> **TASK INSTRUCTIONS**
Of all the lines in the data below, how many contain "ylabel"? Report that number alone.

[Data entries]

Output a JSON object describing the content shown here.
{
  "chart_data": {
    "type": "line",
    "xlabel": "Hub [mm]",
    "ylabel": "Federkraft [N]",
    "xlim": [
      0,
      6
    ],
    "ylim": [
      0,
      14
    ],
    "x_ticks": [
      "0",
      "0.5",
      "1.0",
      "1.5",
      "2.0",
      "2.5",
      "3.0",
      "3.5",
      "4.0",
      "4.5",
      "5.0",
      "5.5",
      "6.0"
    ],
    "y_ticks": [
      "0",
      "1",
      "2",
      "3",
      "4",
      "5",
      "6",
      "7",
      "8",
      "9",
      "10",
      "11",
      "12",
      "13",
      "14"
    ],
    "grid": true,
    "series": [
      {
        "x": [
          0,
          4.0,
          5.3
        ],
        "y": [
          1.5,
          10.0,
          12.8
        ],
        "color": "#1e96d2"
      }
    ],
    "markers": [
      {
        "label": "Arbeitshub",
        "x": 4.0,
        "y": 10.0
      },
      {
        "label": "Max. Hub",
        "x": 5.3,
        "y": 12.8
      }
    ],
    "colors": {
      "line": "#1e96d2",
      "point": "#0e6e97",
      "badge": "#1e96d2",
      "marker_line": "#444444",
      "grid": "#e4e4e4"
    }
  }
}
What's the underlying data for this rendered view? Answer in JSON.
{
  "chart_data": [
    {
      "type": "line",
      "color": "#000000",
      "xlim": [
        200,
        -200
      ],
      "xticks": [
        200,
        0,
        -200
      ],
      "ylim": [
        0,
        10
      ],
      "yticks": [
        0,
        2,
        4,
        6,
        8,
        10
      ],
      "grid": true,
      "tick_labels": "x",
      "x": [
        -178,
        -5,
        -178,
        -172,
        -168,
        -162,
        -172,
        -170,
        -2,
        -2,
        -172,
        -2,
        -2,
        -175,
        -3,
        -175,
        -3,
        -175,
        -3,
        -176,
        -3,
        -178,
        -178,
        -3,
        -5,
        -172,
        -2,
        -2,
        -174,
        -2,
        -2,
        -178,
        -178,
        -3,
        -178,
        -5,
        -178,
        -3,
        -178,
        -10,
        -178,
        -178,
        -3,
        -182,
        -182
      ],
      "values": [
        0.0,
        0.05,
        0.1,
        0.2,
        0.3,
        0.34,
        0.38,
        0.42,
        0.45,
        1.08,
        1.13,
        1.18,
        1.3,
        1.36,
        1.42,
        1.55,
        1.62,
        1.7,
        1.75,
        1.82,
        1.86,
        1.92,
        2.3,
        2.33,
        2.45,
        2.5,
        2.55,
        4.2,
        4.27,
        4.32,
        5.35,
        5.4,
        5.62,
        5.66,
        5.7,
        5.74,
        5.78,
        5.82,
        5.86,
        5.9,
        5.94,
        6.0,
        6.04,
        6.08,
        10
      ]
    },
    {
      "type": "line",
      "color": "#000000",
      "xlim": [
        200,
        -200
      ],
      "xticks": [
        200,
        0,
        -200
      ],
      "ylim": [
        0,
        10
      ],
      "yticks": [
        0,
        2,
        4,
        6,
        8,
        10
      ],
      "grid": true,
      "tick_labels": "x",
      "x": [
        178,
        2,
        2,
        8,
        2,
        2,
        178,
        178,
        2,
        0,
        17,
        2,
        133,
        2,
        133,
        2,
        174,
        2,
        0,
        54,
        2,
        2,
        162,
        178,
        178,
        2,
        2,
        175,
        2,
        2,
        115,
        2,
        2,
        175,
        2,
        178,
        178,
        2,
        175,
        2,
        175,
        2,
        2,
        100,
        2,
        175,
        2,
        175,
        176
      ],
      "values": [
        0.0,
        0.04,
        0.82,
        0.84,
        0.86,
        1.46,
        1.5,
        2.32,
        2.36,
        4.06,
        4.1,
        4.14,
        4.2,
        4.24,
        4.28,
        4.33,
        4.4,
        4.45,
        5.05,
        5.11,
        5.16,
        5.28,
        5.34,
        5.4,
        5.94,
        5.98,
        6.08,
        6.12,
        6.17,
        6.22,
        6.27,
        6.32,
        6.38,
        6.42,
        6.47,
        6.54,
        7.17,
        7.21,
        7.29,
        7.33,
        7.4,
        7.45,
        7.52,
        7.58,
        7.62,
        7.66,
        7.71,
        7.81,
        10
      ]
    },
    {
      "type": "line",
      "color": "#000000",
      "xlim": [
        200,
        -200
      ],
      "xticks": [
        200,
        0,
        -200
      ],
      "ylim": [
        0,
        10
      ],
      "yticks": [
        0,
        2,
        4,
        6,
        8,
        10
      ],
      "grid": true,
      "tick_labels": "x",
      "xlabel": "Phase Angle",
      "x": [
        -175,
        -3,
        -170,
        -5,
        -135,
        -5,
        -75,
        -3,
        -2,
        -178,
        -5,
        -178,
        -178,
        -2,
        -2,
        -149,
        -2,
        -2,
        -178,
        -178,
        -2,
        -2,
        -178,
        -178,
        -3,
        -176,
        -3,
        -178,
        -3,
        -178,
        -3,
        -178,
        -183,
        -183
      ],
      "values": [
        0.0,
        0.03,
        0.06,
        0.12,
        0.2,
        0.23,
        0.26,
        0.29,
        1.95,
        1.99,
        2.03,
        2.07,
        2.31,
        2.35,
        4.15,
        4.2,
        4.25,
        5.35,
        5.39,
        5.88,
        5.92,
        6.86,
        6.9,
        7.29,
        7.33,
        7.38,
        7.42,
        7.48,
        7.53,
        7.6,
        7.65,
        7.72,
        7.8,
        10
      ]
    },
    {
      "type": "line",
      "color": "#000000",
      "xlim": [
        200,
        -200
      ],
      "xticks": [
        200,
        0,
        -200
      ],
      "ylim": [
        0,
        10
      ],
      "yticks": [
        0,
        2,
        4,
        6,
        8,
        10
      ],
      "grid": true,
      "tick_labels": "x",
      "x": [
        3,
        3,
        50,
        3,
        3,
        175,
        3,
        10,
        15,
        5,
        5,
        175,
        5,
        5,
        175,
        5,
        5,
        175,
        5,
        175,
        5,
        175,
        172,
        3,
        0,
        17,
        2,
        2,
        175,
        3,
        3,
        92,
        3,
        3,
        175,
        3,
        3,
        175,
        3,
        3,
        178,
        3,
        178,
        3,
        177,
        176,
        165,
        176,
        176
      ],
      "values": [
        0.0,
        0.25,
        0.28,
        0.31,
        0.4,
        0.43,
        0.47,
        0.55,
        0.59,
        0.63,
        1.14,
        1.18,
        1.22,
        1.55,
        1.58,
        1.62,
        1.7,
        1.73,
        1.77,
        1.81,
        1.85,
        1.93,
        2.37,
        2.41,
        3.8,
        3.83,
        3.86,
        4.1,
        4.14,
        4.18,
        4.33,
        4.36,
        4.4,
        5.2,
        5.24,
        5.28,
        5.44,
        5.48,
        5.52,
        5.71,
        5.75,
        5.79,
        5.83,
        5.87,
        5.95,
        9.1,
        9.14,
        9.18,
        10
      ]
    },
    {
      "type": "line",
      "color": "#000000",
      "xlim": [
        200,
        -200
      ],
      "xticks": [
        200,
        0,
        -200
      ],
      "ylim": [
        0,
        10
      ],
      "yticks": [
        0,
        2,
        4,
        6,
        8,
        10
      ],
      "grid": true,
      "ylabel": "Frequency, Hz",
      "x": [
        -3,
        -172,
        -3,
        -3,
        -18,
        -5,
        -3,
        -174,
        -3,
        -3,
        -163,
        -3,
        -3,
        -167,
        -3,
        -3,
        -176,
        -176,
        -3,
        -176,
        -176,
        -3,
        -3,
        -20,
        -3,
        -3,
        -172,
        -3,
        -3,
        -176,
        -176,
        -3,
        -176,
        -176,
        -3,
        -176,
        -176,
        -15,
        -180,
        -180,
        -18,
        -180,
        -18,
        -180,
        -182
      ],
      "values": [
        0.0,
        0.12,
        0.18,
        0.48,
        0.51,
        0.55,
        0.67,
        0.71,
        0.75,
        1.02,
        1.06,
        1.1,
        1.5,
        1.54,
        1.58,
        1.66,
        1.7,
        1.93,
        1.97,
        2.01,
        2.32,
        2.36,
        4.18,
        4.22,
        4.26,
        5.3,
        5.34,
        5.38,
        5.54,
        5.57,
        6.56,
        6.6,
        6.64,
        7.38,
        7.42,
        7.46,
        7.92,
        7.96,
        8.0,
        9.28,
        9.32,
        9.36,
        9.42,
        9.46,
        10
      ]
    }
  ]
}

> **FINAL RESULT**
2